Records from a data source
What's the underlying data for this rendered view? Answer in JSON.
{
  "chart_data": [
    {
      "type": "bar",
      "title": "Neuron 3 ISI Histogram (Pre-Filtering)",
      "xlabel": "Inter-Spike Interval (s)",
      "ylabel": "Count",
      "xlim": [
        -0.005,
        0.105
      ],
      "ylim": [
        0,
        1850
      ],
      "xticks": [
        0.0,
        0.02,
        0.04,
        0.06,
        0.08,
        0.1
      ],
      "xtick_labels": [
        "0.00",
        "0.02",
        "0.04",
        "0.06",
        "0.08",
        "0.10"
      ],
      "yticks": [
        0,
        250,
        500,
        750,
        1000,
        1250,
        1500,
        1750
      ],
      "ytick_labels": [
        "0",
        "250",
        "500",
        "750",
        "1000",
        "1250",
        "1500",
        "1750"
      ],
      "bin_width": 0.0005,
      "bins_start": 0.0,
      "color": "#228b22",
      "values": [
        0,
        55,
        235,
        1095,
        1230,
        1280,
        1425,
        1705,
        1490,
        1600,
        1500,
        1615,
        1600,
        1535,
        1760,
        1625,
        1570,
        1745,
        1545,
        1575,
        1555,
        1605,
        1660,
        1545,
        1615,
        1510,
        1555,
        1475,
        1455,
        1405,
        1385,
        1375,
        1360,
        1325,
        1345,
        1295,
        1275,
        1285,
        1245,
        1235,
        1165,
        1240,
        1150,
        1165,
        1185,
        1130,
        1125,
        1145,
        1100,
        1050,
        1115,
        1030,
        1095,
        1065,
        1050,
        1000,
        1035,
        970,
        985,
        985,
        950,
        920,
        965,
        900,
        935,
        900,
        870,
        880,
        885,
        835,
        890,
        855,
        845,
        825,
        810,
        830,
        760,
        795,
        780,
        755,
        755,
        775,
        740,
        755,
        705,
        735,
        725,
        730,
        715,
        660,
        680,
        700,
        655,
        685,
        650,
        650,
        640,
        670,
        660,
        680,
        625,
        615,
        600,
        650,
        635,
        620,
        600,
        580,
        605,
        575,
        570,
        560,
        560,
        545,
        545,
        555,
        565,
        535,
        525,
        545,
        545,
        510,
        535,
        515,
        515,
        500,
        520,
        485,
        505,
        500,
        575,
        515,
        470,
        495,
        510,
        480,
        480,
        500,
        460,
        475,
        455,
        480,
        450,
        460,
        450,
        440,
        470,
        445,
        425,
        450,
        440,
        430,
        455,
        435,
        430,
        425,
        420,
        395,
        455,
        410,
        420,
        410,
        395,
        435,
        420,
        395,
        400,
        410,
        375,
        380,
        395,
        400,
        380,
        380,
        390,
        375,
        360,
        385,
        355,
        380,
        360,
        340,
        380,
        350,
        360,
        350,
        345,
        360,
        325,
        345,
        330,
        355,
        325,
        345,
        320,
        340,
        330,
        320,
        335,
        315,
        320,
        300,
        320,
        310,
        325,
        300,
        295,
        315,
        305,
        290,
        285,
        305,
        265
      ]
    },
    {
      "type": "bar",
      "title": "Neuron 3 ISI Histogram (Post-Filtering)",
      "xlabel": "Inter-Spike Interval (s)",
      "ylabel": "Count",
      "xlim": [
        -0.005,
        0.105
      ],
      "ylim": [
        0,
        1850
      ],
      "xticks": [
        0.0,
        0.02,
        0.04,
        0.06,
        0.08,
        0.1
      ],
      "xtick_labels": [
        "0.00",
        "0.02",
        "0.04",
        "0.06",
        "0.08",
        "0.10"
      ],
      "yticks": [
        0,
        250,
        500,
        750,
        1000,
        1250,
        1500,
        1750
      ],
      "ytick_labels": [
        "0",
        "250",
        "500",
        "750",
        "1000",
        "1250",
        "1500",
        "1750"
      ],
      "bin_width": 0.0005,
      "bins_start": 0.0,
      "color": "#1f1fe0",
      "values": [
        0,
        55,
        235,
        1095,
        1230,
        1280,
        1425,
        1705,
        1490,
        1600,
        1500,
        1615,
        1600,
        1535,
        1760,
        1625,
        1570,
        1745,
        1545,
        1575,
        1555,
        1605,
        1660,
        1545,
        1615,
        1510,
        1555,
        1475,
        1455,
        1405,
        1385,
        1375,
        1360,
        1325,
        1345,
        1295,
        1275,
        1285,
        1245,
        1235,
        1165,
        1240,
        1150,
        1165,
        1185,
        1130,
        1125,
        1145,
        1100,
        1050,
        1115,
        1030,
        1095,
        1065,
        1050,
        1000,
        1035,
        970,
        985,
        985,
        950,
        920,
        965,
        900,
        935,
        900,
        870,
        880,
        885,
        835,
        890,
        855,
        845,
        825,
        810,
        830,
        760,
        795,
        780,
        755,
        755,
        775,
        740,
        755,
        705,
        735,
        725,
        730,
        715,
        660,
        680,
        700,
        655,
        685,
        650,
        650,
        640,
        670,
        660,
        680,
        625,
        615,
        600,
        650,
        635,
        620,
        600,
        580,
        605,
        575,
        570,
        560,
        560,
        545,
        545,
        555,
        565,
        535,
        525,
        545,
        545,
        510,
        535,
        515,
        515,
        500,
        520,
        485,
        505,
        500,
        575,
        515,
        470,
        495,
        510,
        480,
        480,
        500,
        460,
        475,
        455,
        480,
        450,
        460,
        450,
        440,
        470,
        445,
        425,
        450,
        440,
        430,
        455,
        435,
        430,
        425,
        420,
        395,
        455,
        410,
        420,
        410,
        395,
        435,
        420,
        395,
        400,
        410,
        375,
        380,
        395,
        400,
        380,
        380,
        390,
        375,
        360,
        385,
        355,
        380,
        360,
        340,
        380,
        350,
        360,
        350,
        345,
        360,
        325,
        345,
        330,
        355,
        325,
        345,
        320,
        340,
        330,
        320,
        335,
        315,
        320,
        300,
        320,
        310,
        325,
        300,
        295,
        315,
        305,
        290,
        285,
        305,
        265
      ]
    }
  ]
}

## [PROBLEM REQUIREMENTS]
Retype the data in full and match it exactly.

## [FINAL RESULT]
What's the underlying data for this rendered view? Answer in JSON.
{
  "chart_data": [
    {
      "type": "bar",
      "title": "Neuron 3 ISI Histogram (Pre-Filtering)",
      "xlabel": "Inter-Spike Interval (s)",
      "ylabel": "Count",
      "xlim": [
        -0.005,
        0.105
      ],
      "ylim": [
        0,
        1850
      ],
      "xticks": [
        0.0,
        0.02,
        0.04,
        0.06,
        0.08,
        0.1
      ],
      "xtick_labels": [
        "0.00",
        "0.02",
        "0.04",
        "0.06",
        "0.08",
        "0.10"
      ],
      "yticks": [
        0,
        250,
        500,
        750,
        1000,
        1250,
        1500,
        1750
      ],
      "ytick_labels": [
        "0",
        "250",
        "500",
        "750",
        "1000",
        "1250",
        "1500",
        "1750"
      ],
      "bin_width": 0.0005,
      "bins_start": 0.0,
      "color": "#228b22",
      "values": [
        0,
        55,
        235,
        1095,
        1230,
        1280,
        1425,
        1705,
        1490,
        1600,
        1500,
        1615,
        1600,
        1535,
        1760,
        1625,
        1570,
        1745,
        1545,
        1575,
        1555,
        1605,
        1660,
        1545,
        1615,
        1510,
        1555,
        1475,
        1455,
        1405,
        1385,
        1375,
        1360,
        1325,
        1345,
        1295,
        1275,
        1285,
        1245,
        1235,
        1165,
        1240,
        1150,
        1165,
        1185,
        1130,
        1125,
        1145,
        1100,
        1050,
        1115,
        1030,
        1095,
        1065,
        1050,
        1000,
        1035,
        970,
        985,
        985,
        950,
        920,
        965,
        900,
        935,
        900,
        870,
        880,
        885,
        835,
        890,
        855,
        845,
        825,
        810,
        830,
        760,
        795,
        780,
        755,
        755,
        775,
        740,
        755,
        705,
        735,
        725,
        730,
        715,
        660,
        680,
        700,
        655,
        685,
        650,
        650,
        640,
        670,
        660,
        680,
        625,
        615,
        600,
        650,
        635,
        620,
        600,
        580,
        605,
        575,
        570,
        560,
        560,
        545,
        545,
        555,
        565,
        535,
        525,
        545,
        545,
        510,
        535,
        515,
        515,
        500,
        520,
        485,
        505,
        500,
        575,
        515,
        470,
        495,
        510,
        480,
        480,
        500,
        460,
        475,
        455,
        480,
        450,
        460,
        450,
        440,
        470,
        445,
        425,
        450,
        440,
        430,
        455,
        435,
        430,
        425,
        420,
        395,
        455,
        410,
        420,
        410,
        395,
        435,
        420,
        395,
        400,
        410,
        375,
        380,
        395,
        400,
        380,
        380,
        390,
        375,
        360,
        385,
        355,
        380,
        360,
        340,
        380,
        350,
        360,
        350,
        345,
        360,
        325,
        345,
        330,
        355,
        325,
        345,
        320,
        340,
        330,
        320,
        335,
        315,
        320,
        300,
        320,
        310,
        325,
        300,
        295,
        315,
        305,
        290,
        285,
        305,
        265
      ]
    },
    {
      "type": "bar",
      "title": "Neuron 3 ISI Histogram (Post-Filtering)",
      "xlabel": "Inter-Spike Interval (s)",
      "ylabel": "Count",
      "xlim": [
        -0.005,
        0.105
      ],
      "ylim": [
        0,
        1850
      ],
      "xticks": [
        0.0,
        0.02,
        0.04,
        0.06,
        0.08,
        0.1
      ],
      "xtick_labels": [
        "0.00",
        "0.02",
        "0.04",
        "0.06",
        "0.08",
        "0.10"
      ],
      "yticks": [
        0,
        250,
        500,
        750,
        1000,
        1250,
        1500,
        1750
      ],
      "ytick_labels": [
        "0",
        "250",
        "500",
        "750",
        "1000",
        "1250",
        "1500",
        "1750"
      ],
      "bin_width": 0.0005,
      "bins_start": 0.0,
      "color": "#1f1fe0",
      "values": [
        0,
        55,
        235,
        1095,
        1230,
        1280,
        1425,
        1705,
        1490,
        1600,
        1500,
        1615,
        1600,
        1535,
        1760,
        1625,
        1570,
        1745,
        1545,
        1575,
        1555,
        1605,
        1660,
        1545,
        1615,
        1510,
        1555,
        1475,
        1455,
        1405,
        1385,
        1375,
        1360,
        1325,
        1345,
        1295,
        1275,
        1285,
        1245,
        1235,
        1165,
        1240,
        1150,
        1165,
        1185,
        1130,
        1125,
        1145,
        1100,
        1050,
        1115,
        1030,
        1095,
        1065,
        1050,
        1000,
        1035,
        970,
        985,
        985,
        950,
        920,
        965,
        900,
        935,
        900,
        870,
        880,
        885,
        835,
        890,
        855,
        845,
        825,
        810,
        830,
        760,
        795,
        780,
        755,
        755,
        775,
        740,
        755,
        705,
        735,
        725,
        730,
        715,
        660,
        680,
        700,
        655,
        685,
        650,
        650,
        640,
        670,
        660,
        680,
        625,
        615,
        600,
        650,
        635,
        620,
        600,
        580,
        605,
        575,
        570,
        560,
        560,
        545,
        545,
        555,
        565,
        535,
        525,
        545,
        545,
        510,
        535,
        515,
        515,
        500,
        520,
        485,
        505,
        500,
        575,
        515,
        470,
        495,
        510,
        480,
        480,
        500,
        460,
        475,
        455,
        480,
        450,
        460,
        450,
        440,
        470,
        445,
        425,
        450,
        440,
        430,
        455,
        435,
        430,
        425,
        420,
        395,
        455,
        410,
        420,
        410,
        395,
        435,
        420,
        395,
        400,
        410,
        375,
        380,
        395,
        400,
        380,
        380,
        390,
        375,
        360,
        385,
        355,
        380,
        360,
        340,
        380,
        350,
        360,
        350,
        345,
        360,
        325,
        345,
        330,
        355,
        325,
        345,
        320,
        340,
        330,
        320,
        335,
        315,
        320,
        300,
        320,
        310,
        325,
        300,
        295,
        315,
        305,
        290,
        285,
        305,
        265
      ]
    }
  ]
}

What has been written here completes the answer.